RECORD EXTRACTS start

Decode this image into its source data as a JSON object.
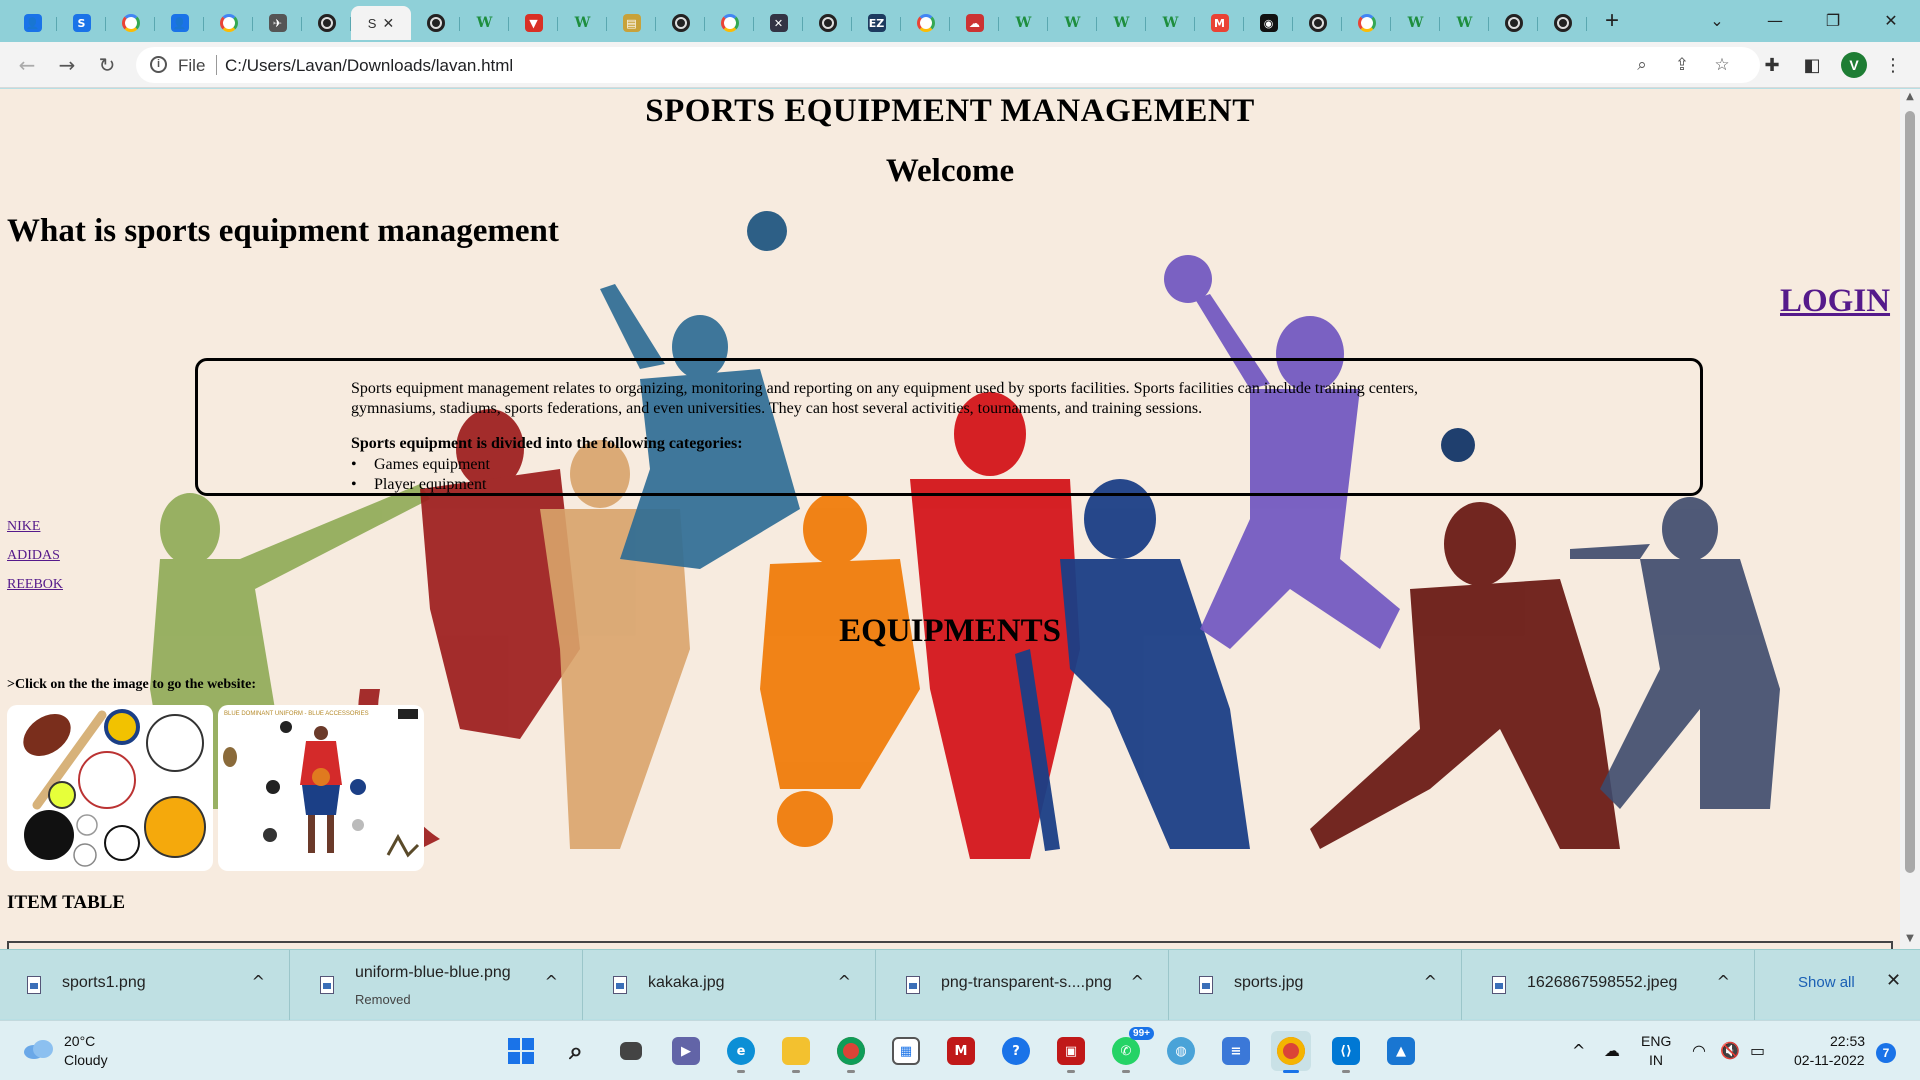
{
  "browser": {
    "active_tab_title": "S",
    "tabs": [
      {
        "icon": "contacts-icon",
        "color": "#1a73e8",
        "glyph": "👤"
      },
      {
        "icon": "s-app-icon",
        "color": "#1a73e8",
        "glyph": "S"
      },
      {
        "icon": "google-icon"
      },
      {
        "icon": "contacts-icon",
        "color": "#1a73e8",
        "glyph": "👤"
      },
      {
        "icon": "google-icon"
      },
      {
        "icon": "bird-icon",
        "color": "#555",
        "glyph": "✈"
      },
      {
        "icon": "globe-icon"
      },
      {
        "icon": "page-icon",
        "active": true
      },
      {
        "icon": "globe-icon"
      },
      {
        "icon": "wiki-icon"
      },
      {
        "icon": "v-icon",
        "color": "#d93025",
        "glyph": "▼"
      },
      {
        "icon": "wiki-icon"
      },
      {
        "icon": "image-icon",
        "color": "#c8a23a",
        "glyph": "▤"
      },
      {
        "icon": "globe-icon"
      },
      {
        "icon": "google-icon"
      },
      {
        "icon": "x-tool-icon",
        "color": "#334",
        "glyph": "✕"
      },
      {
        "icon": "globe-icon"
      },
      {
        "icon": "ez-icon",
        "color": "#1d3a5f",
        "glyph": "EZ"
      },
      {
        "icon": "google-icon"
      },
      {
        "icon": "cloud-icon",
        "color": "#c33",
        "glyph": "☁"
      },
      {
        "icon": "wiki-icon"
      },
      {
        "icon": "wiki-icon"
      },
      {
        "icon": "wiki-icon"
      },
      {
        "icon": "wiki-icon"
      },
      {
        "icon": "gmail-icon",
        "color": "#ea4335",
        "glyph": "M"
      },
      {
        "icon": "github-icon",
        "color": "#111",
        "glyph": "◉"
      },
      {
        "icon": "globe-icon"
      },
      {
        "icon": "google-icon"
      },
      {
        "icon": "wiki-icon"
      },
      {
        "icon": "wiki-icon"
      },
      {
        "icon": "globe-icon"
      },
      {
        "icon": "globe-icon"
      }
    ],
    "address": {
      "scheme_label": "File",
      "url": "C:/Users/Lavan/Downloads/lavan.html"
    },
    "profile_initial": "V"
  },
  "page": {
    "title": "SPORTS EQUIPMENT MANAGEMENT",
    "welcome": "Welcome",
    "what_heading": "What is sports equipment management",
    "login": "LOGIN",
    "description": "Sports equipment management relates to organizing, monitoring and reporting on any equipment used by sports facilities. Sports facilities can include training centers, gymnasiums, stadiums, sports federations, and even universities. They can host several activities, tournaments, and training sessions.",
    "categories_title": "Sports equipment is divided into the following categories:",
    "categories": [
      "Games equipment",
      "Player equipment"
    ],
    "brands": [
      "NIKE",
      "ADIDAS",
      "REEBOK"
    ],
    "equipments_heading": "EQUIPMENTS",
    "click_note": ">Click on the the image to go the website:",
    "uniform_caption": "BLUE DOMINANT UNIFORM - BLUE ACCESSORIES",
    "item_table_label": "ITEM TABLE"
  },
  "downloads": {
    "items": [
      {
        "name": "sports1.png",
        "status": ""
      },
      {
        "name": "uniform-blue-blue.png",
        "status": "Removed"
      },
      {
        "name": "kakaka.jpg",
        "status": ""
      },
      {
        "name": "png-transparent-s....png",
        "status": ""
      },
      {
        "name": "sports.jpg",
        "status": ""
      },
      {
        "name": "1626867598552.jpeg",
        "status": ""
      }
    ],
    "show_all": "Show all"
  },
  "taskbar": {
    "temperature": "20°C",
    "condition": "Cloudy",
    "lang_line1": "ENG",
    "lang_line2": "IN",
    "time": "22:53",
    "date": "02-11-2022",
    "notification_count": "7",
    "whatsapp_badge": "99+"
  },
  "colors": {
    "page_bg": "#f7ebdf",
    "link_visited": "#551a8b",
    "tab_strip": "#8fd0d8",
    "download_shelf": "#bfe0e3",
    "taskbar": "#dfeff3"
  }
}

RECORD EXTRACTS end
RECORD EXTRACTS start

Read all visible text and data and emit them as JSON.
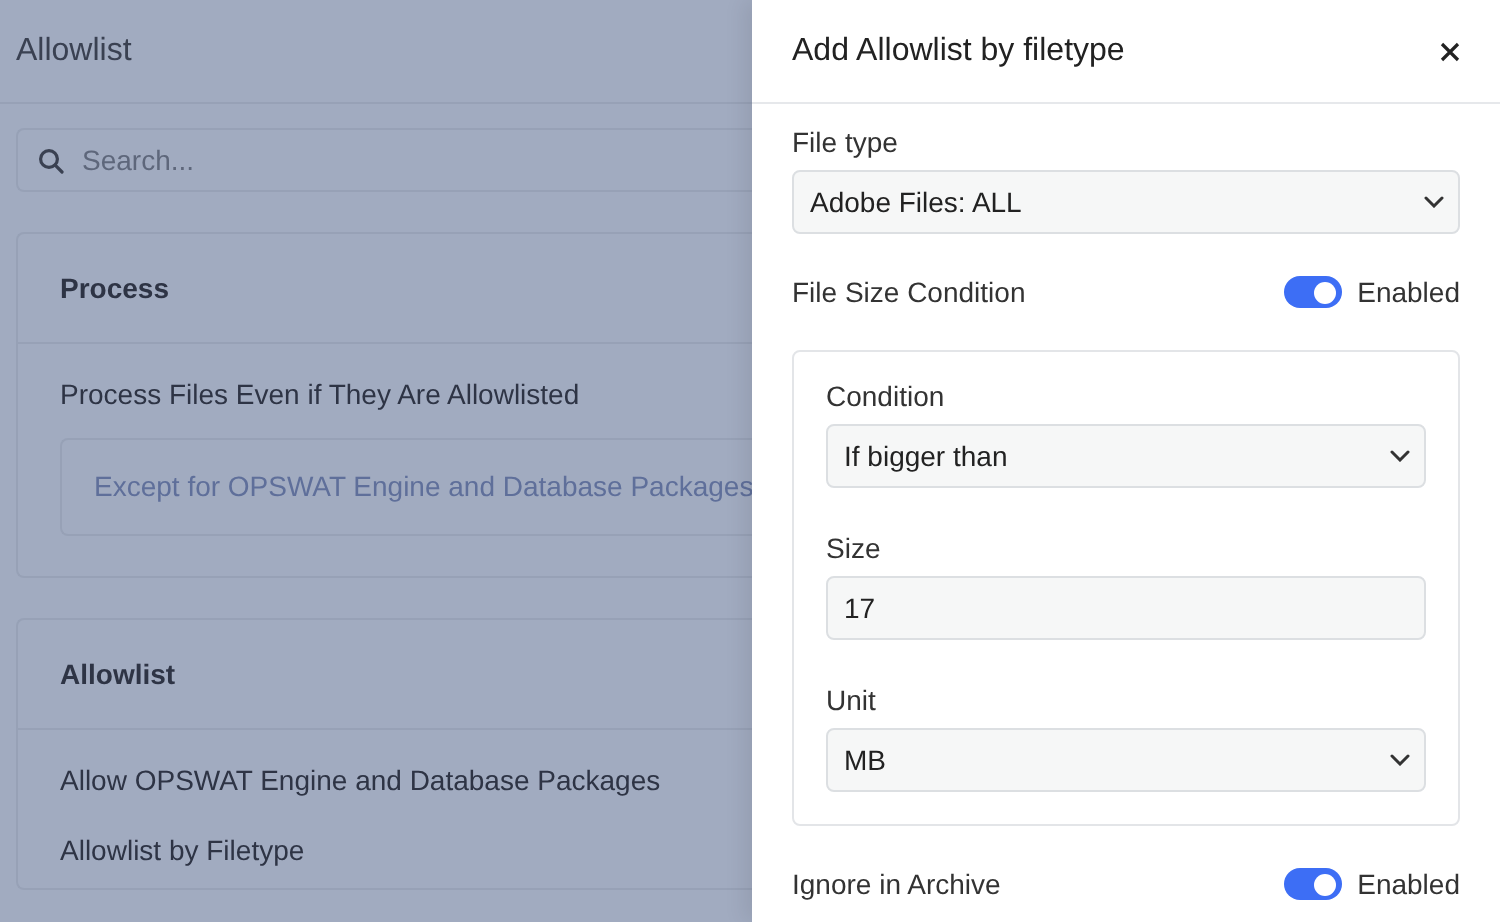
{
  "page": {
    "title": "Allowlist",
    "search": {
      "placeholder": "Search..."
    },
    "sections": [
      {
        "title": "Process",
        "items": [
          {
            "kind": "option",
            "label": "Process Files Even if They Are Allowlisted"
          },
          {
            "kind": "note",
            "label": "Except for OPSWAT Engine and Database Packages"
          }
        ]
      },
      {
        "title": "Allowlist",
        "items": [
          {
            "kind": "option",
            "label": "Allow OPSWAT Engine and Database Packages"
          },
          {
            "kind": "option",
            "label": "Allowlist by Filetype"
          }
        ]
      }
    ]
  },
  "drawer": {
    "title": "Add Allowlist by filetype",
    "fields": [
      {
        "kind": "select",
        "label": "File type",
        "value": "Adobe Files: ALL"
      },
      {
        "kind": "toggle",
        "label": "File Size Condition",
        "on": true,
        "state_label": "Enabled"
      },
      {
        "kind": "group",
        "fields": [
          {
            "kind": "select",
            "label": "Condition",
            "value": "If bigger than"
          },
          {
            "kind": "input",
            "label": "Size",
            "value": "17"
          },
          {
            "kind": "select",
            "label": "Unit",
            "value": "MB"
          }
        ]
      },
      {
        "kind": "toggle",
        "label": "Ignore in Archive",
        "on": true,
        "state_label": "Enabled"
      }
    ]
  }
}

RECORD EXTRACTS end
RECORD EXTRACTS start

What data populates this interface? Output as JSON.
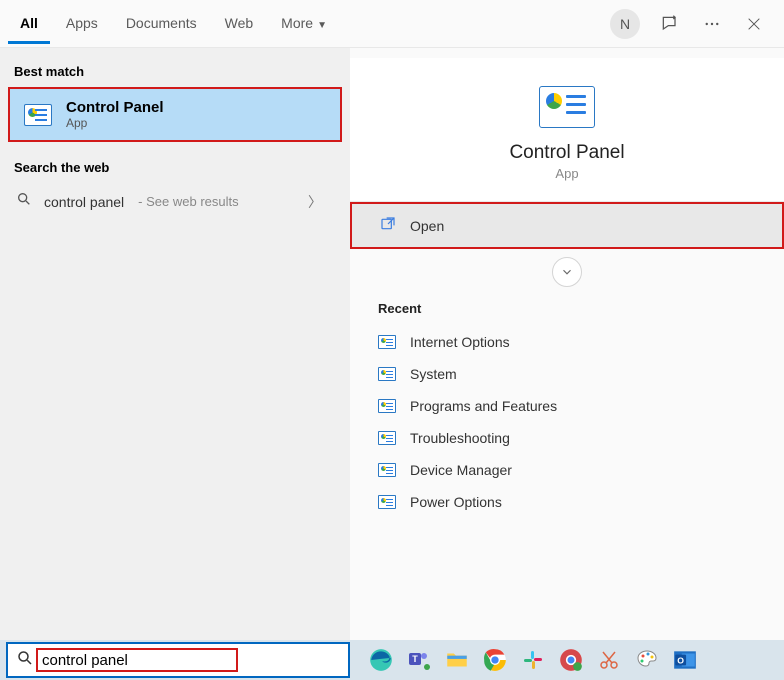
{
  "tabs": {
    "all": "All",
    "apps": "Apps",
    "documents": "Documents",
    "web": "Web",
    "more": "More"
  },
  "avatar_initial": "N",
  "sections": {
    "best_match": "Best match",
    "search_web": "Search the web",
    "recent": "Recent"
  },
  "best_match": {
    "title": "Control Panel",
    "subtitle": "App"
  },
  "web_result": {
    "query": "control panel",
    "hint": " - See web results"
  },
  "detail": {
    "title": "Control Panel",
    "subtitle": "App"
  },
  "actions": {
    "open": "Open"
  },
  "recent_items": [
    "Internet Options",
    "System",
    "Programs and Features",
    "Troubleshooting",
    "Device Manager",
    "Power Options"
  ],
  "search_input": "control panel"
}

RECORD EXTRACTS end

> **REQUIREMENT**
Looking at the records above, tally the lines holding "Process" and reply with that number only.

> **SOLUTION TO THE EXERCISE**
2